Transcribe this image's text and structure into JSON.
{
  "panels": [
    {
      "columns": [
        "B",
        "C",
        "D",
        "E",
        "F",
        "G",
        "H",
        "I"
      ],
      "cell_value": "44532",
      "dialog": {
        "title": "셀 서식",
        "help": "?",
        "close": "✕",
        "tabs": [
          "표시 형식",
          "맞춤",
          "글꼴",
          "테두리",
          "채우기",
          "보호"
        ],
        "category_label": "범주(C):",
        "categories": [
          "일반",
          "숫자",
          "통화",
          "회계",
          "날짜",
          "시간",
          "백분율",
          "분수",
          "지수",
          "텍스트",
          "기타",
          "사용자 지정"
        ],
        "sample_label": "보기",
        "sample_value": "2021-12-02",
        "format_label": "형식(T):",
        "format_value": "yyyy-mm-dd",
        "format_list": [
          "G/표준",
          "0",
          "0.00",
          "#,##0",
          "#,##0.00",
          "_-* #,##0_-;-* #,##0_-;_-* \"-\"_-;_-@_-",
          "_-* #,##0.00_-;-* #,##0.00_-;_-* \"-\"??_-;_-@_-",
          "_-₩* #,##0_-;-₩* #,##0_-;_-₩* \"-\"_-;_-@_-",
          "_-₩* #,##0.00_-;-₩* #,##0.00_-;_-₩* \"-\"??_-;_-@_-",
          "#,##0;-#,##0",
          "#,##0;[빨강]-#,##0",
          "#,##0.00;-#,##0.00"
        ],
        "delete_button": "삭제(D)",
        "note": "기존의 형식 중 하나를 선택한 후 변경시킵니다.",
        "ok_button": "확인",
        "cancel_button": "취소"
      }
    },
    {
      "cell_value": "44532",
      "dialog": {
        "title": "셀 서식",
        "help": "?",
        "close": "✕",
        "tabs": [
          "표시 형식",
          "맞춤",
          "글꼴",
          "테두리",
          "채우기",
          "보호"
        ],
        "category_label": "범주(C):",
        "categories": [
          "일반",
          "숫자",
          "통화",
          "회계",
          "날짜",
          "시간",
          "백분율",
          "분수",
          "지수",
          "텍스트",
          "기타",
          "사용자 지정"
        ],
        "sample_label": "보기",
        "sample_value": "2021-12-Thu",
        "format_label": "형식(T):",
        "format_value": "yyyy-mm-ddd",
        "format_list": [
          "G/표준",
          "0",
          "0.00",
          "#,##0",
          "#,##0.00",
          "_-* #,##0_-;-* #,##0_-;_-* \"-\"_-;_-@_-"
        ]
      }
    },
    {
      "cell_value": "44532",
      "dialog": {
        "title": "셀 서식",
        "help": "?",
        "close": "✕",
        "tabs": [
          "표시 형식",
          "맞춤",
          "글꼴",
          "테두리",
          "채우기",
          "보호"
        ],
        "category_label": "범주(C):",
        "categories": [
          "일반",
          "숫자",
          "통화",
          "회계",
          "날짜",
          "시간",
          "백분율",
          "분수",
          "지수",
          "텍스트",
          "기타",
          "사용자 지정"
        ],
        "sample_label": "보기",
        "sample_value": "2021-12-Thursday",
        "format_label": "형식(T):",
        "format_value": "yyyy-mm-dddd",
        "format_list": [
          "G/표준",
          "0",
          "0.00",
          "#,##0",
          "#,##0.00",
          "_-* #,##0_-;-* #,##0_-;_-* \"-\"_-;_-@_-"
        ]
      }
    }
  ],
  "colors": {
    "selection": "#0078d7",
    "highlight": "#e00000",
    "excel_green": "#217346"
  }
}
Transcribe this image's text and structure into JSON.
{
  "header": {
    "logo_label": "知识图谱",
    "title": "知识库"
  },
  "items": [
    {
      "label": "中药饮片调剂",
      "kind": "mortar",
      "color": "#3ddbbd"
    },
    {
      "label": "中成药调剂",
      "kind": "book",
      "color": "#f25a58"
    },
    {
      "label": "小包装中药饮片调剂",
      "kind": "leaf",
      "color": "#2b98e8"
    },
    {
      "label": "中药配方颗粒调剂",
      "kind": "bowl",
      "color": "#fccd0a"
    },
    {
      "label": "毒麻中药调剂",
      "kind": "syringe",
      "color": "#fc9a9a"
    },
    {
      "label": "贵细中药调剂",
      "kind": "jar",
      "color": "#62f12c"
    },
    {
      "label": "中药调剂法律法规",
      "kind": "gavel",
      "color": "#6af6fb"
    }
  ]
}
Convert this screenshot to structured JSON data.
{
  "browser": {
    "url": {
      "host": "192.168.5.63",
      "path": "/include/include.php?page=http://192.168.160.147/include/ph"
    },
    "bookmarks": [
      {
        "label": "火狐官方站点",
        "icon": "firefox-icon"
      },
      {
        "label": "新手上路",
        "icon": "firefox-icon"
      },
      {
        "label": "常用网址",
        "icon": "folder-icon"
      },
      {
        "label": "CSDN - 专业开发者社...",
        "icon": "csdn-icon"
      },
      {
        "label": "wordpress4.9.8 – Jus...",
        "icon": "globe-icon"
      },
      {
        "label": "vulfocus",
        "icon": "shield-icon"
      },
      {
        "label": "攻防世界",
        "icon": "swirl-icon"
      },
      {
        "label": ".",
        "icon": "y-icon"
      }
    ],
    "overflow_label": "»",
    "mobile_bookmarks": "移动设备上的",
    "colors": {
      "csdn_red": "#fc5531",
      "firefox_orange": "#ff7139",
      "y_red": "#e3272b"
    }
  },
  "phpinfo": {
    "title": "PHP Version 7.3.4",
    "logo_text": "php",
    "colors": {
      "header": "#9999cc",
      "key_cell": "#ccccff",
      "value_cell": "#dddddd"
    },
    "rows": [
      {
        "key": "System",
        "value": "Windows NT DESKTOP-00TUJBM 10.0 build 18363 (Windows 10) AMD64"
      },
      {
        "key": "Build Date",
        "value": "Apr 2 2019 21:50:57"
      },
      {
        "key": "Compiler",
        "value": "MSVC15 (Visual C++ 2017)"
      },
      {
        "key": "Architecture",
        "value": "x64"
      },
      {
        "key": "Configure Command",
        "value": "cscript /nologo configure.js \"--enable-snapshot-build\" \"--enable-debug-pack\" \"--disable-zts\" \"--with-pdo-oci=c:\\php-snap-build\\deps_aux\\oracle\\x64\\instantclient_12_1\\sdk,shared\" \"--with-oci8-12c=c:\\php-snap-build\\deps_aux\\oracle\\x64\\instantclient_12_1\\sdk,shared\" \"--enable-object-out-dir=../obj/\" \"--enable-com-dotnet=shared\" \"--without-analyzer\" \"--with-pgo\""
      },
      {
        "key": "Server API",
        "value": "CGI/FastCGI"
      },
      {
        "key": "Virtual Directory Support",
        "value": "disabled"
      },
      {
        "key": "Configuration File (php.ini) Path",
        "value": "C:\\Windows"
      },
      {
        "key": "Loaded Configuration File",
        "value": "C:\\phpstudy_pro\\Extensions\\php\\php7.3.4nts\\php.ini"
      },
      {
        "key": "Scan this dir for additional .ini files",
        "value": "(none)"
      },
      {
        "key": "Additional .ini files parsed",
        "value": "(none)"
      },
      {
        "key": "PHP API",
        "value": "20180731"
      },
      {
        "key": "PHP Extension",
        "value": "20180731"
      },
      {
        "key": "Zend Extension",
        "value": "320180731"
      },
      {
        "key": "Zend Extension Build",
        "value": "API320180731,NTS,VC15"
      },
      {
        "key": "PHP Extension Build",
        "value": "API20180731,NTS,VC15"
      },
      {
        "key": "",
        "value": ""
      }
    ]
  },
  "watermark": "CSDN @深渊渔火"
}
—————
_WRITTEN PROBLEM:_ In the listing above, how many lines include the word "kind"? Answer with the number and nothing more.

_RIGHT ANSWER:_ 7